## Exercise directions:
Return all lines that include the string "title".

Collection entries:
____________________

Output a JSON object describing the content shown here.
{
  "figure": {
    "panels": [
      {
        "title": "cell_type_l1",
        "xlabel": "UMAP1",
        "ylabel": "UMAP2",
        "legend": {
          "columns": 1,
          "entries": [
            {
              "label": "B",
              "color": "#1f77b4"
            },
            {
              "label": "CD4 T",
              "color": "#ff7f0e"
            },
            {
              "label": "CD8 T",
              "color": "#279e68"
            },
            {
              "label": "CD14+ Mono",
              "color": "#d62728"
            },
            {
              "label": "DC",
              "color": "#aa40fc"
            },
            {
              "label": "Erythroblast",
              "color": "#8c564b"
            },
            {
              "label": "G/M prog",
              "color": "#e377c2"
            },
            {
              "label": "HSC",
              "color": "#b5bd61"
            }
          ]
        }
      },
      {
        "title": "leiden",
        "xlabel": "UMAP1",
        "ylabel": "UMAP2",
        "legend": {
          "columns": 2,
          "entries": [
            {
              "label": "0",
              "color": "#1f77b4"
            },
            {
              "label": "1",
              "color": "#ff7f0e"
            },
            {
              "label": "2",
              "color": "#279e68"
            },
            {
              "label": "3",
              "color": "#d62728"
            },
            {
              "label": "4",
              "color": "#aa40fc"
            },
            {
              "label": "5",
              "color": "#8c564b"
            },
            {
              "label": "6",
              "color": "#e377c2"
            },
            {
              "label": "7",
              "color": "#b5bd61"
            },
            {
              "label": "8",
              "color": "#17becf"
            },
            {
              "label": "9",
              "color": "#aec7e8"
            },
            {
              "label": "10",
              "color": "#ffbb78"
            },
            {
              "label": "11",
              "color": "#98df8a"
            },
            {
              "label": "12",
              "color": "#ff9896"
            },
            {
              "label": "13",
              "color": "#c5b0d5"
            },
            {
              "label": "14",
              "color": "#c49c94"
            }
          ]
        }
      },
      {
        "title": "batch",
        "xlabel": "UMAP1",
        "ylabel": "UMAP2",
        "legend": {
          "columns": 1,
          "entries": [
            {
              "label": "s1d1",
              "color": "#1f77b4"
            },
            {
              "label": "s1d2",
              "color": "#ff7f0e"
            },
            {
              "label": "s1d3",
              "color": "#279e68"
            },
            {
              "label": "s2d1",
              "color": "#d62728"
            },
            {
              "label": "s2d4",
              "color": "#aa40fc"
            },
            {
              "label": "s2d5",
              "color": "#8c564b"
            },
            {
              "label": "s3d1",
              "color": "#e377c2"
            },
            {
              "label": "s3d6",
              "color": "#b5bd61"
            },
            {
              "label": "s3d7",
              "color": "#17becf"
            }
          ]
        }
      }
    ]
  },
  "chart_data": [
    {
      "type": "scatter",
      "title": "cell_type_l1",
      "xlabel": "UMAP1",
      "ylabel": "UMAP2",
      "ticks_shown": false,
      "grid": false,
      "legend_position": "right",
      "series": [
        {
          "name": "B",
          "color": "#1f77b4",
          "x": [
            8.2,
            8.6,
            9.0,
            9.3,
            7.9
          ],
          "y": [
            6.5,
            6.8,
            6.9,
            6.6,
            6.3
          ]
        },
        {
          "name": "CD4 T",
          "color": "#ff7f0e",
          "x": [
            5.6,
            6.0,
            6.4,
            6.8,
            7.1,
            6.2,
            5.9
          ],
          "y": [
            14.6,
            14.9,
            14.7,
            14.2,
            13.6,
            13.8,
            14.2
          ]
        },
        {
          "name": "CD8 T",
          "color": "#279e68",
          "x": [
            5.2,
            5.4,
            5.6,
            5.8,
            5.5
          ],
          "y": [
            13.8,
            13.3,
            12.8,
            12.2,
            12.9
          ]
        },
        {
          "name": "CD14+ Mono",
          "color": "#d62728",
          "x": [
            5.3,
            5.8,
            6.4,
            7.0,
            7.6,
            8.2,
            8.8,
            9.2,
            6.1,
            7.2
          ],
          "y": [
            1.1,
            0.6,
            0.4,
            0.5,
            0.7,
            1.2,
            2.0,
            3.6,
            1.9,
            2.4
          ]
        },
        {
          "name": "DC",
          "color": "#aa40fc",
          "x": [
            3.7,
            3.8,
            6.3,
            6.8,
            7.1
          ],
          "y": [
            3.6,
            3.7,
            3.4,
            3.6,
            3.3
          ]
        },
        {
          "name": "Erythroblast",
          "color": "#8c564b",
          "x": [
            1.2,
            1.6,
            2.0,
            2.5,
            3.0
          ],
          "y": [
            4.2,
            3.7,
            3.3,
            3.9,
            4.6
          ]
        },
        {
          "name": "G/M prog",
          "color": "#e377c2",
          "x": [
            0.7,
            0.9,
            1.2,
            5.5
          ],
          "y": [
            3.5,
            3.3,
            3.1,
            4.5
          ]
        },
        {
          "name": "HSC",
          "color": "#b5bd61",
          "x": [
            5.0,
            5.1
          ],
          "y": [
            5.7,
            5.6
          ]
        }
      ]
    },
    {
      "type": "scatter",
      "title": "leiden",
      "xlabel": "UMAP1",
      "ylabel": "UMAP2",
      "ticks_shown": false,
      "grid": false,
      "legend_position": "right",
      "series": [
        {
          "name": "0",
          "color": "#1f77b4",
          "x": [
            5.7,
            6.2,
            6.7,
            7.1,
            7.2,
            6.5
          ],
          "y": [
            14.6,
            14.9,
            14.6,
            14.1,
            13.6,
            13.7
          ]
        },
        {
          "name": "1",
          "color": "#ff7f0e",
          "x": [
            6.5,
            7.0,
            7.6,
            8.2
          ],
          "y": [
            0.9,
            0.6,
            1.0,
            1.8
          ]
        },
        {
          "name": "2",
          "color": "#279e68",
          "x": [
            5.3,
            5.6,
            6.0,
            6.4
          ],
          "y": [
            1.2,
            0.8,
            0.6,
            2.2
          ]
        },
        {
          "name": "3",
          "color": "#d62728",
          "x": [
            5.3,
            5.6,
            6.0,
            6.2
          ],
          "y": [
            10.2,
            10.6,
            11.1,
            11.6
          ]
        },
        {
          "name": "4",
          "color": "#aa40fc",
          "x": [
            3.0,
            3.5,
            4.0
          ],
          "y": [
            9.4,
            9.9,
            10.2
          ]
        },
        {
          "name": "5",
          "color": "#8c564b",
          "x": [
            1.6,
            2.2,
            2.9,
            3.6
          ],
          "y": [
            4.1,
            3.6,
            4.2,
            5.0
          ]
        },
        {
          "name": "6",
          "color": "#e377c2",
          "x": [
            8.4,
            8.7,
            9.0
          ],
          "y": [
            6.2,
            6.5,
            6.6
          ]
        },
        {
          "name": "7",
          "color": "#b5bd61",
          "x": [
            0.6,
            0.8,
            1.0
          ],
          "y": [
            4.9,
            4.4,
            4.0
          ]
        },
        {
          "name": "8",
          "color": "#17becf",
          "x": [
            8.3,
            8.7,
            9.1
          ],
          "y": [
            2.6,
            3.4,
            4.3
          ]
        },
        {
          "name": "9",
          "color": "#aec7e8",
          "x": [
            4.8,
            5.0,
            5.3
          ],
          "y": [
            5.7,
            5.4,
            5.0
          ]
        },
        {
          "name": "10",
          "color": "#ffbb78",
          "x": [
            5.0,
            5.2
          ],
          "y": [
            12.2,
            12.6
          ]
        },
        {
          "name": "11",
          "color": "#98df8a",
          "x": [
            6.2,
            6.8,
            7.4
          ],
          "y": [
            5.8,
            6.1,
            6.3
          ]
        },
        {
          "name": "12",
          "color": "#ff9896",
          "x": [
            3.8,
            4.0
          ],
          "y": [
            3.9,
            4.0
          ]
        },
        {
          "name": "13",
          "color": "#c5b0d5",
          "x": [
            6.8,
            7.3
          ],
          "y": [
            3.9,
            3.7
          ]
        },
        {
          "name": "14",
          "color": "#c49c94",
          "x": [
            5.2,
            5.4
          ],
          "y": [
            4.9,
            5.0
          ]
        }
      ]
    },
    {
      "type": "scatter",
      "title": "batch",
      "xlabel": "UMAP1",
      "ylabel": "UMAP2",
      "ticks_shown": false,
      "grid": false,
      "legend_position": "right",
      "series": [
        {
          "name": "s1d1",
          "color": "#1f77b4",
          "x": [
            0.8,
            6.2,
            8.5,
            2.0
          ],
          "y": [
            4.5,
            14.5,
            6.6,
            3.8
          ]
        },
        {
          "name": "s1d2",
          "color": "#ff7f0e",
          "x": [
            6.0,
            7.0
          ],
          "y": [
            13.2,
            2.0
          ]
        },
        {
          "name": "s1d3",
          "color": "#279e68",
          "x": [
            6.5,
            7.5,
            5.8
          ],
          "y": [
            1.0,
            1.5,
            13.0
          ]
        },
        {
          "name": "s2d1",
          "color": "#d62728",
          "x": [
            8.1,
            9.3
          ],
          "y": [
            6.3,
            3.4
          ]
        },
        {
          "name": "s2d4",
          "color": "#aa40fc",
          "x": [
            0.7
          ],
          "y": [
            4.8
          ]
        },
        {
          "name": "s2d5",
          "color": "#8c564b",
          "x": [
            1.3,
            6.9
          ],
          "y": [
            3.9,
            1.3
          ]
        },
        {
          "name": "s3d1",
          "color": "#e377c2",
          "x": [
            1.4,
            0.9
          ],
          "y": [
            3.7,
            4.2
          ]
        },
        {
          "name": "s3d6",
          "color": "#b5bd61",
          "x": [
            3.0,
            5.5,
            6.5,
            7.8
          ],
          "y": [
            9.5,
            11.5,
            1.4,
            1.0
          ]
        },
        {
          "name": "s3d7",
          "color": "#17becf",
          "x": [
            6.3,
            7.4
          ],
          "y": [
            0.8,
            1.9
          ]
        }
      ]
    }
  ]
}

____________________

## Problem solution:
        "title": "cell_type_l1",
        "title": "leiden",
        "title": "batch",
      "title": "cell_type_l1",
      "title": "leiden",
      "title": "batch",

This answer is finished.